== Data entries

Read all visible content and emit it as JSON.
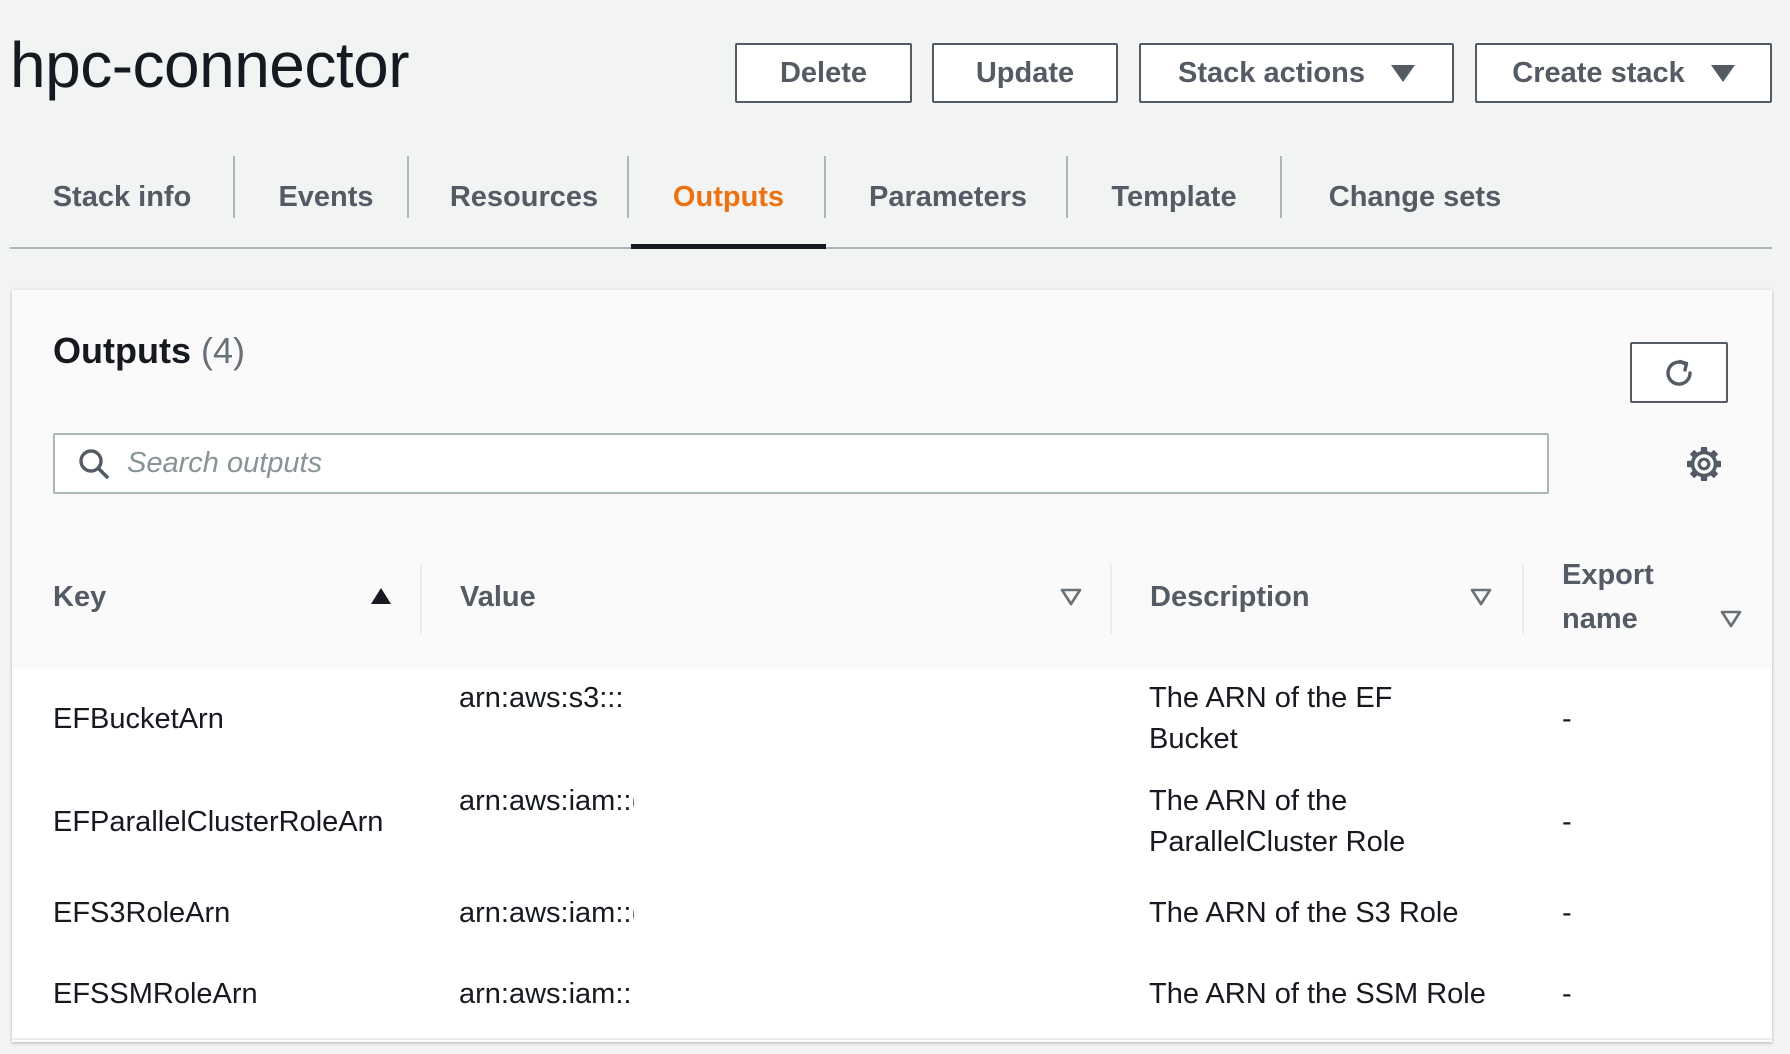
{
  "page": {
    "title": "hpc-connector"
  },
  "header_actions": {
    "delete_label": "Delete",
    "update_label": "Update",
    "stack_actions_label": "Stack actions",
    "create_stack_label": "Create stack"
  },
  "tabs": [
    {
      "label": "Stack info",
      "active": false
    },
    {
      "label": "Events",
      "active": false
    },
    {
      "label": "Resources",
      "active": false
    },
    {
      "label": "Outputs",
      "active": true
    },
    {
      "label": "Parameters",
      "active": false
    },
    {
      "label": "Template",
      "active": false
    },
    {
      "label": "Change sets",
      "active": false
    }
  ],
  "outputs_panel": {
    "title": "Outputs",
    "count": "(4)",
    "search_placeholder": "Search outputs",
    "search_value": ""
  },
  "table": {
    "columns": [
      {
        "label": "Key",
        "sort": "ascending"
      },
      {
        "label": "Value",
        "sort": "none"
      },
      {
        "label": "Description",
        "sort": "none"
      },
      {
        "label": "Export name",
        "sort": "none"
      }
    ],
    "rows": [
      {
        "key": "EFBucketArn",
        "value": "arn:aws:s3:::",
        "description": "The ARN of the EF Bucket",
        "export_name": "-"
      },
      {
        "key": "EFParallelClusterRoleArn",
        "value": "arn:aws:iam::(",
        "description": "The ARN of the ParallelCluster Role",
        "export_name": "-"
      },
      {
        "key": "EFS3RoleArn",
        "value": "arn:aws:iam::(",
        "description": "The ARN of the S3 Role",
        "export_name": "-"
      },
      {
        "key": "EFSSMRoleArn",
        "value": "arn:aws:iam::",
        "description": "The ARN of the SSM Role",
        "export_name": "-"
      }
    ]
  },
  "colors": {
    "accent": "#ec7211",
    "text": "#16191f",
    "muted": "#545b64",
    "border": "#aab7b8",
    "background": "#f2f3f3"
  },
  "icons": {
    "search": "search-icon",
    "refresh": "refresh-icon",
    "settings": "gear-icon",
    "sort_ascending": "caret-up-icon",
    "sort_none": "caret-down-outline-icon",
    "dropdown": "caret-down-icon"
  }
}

====
== Data entries

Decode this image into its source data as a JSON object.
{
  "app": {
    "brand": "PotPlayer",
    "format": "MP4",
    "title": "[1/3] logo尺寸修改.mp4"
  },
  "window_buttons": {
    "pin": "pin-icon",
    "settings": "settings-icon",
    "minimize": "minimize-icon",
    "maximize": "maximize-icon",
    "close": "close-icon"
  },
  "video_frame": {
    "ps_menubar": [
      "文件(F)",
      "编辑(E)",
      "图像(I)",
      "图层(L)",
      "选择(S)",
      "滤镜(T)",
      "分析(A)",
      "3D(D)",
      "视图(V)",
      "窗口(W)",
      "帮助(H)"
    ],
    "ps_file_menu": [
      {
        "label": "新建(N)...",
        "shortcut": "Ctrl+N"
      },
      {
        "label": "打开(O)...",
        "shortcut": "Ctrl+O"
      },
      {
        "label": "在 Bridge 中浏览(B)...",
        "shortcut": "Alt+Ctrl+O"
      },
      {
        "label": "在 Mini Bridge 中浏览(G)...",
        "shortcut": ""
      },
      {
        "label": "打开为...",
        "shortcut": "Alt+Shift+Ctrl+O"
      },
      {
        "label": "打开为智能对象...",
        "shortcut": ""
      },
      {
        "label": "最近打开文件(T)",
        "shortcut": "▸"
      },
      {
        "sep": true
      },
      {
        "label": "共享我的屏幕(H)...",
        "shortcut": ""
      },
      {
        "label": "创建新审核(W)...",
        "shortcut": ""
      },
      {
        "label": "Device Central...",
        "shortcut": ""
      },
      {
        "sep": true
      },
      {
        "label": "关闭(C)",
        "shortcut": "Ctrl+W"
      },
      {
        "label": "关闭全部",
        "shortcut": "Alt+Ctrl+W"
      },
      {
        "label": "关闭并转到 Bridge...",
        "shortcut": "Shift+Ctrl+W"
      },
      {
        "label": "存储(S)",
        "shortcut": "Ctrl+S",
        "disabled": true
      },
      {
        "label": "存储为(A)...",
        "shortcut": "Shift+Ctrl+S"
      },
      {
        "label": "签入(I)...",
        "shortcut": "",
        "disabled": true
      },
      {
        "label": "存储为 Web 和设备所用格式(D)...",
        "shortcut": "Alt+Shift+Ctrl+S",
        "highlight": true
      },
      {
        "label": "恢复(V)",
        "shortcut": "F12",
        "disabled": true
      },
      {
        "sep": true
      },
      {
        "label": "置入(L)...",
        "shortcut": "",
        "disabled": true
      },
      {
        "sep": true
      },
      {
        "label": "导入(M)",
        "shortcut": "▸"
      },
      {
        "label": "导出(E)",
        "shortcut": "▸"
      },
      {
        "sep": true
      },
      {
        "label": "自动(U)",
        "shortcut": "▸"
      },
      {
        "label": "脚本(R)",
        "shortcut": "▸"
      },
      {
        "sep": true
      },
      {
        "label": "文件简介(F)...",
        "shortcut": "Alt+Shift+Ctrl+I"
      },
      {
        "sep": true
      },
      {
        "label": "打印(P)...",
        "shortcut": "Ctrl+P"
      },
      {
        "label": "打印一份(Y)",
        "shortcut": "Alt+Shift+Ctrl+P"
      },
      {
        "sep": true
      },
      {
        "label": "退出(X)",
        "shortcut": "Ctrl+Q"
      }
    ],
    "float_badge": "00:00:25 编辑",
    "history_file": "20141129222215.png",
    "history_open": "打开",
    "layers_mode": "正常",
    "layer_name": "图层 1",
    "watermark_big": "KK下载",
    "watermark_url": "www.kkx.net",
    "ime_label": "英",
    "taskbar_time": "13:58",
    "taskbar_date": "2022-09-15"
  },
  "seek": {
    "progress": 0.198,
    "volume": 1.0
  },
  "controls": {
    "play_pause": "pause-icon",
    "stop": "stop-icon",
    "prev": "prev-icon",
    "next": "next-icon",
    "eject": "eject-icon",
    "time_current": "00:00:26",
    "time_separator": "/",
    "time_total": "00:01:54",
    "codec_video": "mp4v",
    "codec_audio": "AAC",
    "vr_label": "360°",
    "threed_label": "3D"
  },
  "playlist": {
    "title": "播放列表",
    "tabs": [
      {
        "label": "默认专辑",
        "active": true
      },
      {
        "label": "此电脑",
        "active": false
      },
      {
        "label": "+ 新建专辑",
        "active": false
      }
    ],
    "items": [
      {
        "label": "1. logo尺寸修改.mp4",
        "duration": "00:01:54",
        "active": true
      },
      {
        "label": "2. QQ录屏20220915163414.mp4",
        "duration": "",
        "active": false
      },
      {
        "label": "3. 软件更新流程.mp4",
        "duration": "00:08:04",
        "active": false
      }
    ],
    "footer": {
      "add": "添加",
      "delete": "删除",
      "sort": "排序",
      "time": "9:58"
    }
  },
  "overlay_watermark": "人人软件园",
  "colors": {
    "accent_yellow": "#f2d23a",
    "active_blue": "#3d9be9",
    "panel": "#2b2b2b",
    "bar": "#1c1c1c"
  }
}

====

Given problem >>
How many lines in the data contain the string "duration"? Respond with the number only.

Result below >>
3